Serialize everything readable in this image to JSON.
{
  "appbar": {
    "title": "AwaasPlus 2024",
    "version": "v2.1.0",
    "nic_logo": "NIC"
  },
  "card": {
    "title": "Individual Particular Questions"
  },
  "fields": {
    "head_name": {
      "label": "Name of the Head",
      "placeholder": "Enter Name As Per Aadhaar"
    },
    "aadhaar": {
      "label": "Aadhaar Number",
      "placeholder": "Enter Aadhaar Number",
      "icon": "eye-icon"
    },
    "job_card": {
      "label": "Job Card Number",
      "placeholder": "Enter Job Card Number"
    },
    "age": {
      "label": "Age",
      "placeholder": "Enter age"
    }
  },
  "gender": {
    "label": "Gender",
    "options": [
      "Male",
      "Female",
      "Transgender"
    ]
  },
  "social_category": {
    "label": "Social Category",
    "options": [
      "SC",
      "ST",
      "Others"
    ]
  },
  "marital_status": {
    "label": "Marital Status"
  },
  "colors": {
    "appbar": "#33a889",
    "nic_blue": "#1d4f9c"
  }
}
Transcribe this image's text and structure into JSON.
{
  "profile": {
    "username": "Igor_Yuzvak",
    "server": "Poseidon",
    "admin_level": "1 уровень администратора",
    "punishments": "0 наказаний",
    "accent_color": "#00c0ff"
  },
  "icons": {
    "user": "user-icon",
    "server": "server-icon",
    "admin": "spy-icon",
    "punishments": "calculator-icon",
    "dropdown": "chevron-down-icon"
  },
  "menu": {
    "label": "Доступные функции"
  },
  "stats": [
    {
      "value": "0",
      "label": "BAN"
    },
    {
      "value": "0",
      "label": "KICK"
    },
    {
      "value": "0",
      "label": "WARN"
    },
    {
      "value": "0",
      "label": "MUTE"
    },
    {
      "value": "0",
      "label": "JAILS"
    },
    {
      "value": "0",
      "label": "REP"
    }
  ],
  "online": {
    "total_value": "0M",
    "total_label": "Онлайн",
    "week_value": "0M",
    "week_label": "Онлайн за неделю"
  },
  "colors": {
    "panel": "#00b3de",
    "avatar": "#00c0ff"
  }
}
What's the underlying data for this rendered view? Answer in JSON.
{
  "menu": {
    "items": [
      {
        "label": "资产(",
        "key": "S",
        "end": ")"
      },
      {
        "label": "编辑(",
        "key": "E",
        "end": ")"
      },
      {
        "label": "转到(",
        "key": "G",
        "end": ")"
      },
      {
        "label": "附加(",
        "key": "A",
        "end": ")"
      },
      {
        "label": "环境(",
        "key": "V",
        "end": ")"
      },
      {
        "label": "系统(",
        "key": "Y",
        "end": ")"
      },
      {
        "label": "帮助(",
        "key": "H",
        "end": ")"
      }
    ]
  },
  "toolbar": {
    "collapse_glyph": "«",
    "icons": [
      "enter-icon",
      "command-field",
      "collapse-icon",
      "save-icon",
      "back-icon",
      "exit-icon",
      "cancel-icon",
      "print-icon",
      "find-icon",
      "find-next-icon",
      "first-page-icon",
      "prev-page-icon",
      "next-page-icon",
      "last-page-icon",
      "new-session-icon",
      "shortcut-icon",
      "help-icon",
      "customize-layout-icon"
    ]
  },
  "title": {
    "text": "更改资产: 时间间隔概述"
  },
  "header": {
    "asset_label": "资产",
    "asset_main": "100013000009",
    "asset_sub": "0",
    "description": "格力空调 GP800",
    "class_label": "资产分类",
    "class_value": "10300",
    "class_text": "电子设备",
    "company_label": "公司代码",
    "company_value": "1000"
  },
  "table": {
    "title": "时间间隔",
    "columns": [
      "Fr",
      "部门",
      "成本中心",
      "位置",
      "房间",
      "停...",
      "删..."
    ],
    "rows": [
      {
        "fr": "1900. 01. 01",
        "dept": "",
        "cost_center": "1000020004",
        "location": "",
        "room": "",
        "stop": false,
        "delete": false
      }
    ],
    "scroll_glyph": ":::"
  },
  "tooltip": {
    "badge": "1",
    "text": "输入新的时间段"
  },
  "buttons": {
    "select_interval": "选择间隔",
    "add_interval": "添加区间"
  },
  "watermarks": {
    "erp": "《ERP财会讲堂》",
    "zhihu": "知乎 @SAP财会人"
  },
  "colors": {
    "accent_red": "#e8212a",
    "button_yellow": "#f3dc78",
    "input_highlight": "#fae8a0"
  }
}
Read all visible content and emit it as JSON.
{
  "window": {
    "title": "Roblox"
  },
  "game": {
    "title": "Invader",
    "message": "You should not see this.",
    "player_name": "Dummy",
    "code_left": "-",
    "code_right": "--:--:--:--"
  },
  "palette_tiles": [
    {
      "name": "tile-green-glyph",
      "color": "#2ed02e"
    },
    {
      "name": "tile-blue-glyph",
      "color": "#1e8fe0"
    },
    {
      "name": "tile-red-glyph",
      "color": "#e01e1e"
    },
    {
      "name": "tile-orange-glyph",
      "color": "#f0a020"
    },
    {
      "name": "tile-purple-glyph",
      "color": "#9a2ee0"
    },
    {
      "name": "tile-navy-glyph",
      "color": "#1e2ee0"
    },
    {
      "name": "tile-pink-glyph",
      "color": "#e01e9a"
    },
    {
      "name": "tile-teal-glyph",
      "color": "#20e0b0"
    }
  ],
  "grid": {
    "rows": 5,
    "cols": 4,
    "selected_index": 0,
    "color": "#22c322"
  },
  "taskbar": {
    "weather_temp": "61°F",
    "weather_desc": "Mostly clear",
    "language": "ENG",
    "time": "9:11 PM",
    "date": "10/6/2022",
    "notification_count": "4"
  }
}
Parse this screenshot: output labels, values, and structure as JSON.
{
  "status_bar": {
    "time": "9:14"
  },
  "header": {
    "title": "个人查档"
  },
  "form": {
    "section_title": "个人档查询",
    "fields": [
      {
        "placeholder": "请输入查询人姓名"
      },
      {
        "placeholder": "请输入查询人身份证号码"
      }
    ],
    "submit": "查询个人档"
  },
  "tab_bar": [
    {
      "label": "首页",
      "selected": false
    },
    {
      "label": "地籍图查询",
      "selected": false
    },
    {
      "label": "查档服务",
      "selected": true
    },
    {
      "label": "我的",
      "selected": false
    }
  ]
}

=-=-=-=-=

Output the whole listing above again, word for word.

Serialize everything readable in this image to JSON.
{
  "appbar": {
    "title": "AwaasPlus 2024",
    "version": "v2.1.0",
    "nic_logo": "NIC"
  },
  "card": {
    "title": "Individual Particular Questions"
  },
  "fields": {
    "head_name": {
      "label": "Name of the Head",
      "placeholder": "Enter Name As Per Aadhaar"
    },
    "aadhaar": {
      "label": "Aadhaar Number",
      "placeholder": "Enter Aadhaar Number",
      "icon": "eye-icon"
    },
    "job_card": {
      "label": "Job Card Number",
      "placeholder": "Enter Job Card Number"
    },
    "age": {
      "label": "Age",
      "placeholder": "Enter age"
    }
  },
  "gender": {
    "label": "Gender",
    "options": [
      "Male",
      "Female",
      "Transgender"
    ]
  },
  "social_category": {
    "label": "Social Category",
    "options": [
      "SC",
      "ST",
      "Others"
    ]
  },
  "marital_status": {
    "label": "Marital Status"
  },
  "colors": {
    "appbar": "#33a889",
    "nic_blue": "#1d4f9c"
  }
}
Transcribe this image's text and structure into JSON.
{
  "profile": {
    "username": "Igor_Yuzvak",
    "server": "Poseidon",
    "admin_level": "1 уровень администратора",
    "punishments": "0 наказаний",
    "accent_color": "#00c0ff"
  },
  "icons": {
    "user": "user-icon",
    "server": "server-icon",
    "admin": "spy-icon",
    "punishments": "calculator-icon",
    "dropdown": "chevron-down-icon"
  },
  "menu": {
    "label": "Доступные функции"
  },
  "stats": [
    {
      "value": "0",
      "label": "BAN"
    },
    {
      "value": "0",
      "label": "KICK"
    },
    {
      "value": "0",
      "label": "WARN"
    },
    {
      "value": "0",
      "label": "MUTE"
    },
    {
      "value": "0",
      "label": "JAILS"
    },
    {
      "value": "0",
      "label": "REP"
    }
  ],
  "online": {
    "total_value": "0M",
    "total_label": "Онлайн",
    "week_value": "0M",
    "week_label": "Онлайн за неделю"
  },
  "colors": {
    "panel": "#00b3de",
    "avatar": "#00c0ff"
  }
}
What's the underlying data for this rendered view? Answer in JSON.
{
  "menu": {
    "items": [
      {
        "label": "资产(",
        "key": "S",
        "end": ")"
      },
      {
        "label": "编辑(",
        "key": "E",
        "end": ")"
      },
      {
        "label": "转到(",
        "key": "G",
        "end": ")"
      },
      {
        "label": "附加(",
        "key": "A",
        "end": ")"
      },
      {
        "label": "环境(",
        "key": "V",
        "end": ")"
      },
      {
        "label": "系统(",
        "key": "Y",
        "end": ")"
      },
      {
        "label": "帮助(",
        "key": "H",
        "end": ")"
      }
    ]
  },
  "toolbar": {
    "collapse_glyph": "«",
    "icons": [
      "enter-icon",
      "command-field",
      "collapse-icon",
      "save-icon",
      "back-icon",
      "exit-icon",
      "cancel-icon",
      "print-icon",
      "find-icon",
      "find-next-icon",
      "first-page-icon",
      "prev-page-icon",
      "next-page-icon",
      "last-page-icon",
      "new-session-icon",
      "shortcut-icon",
      "help-icon",
      "customize-layout-icon"
    ]
  },
  "title": {
    "text": "更改资产: 时间间隔概述"
  },
  "header": {
    "asset_label": "资产",
    "asset_main": "100013000009",
    "asset_sub": "0",
    "description": "格力空调 GP800",
    "class_label": "资产分类",
    "class_value": "10300",
    "class_text": "电子设备",
    "company_label": "公司代码",
    "company_value": "1000"
  },
  "table": {
    "title": "时间间隔",
    "columns": [
      "Fr",
      "部门",
      "成本中心",
      "位置",
      "房间",
      "停...",
      "删..."
    ],
    "rows": [
      {
        "fr": "1900. 01. 01",
        "dept": "",
        "cost_center": "1000020004",
        "location": "",
        "room": "",
        "stop": false,
        "delete": false
      }
    ],
    "scroll_glyph": ":::"
  },
  "tooltip": {
    "badge": "1",
    "text": "输入新的时间段"
  },
  "buttons": {
    "select_interval": "选择间隔",
    "add_interval": "添加区间"
  },
  "watermarks": {
    "erp": "《ERP财会讲堂》",
    "zhihu": "知乎 @SAP财会人"
  },
  "colors": {
    "accent_red": "#e8212a",
    "button_yellow": "#f3dc78",
    "input_highlight": "#fae8a0"
  }
}
Read all visible content and emit it as JSON.
{
  "window": {
    "title": "Roblox"
  },
  "game": {
    "title": "Invader",
    "message": "You should not see this.",
    "player_name": "Dummy",
    "code_left": "-",
    "code_right": "--:--:--:--"
  },
  "palette_tiles": [
    {
      "name": "tile-green-glyph",
      "color": "#2ed02e"
    },
    {
      "name": "tile-blue-glyph",
      "color": "#1e8fe0"
    },
    {
      "name": "tile-red-glyph",
      "color": "#e01e1e"
    },
    {
      "name": "tile-orange-glyph",
      "color": "#f0a020"
    },
    {
      "name": "tile-purple-glyph",
      "color": "#9a2ee0"
    },
    {
      "name": "tile-navy-glyph",
      "color": "#1e2ee0"
    },
    {
      "name": "tile-pink-glyph",
      "color": "#e01e9a"
    },
    {
      "name": "tile-teal-glyph",
      "color": "#20e0b0"
    }
  ],
  "grid": {
    "rows": 5,
    "cols": 4,
    "selected_index": 0,
    "color": "#22c322"
  },
  "taskbar": {
    "weather_temp": "61°F",
    "weather_desc": "Mostly clear",
    "language": "ENG",
    "time": "9:11 PM",
    "date": "10/6/2022",
    "notification_count": "4"
  }
}
Parse this screenshot: output labels, values, and structure as JSON.
{
  "status_bar": {
    "time": "9:14"
  },
  "header": {
    "title": "个人查档"
  },
  "form": {
    "section_title": "个人档查询",
    "fields": [
      {
        "placeholder": "请输入查询人姓名"
      },
      {
        "placeholder": "请输入查询人身份证号码"
      }
    ],
    "submit": "查询个人档"
  },
  "tab_bar": [
    {
      "label": "首页",
      "selected": false
    },
    {
      "label": "地籍图查询",
      "selected": false
    },
    {
      "label": "查档服务",
      "selected": true
    },
    {
      "label": "我的",
      "selected": false
    }
  ]
}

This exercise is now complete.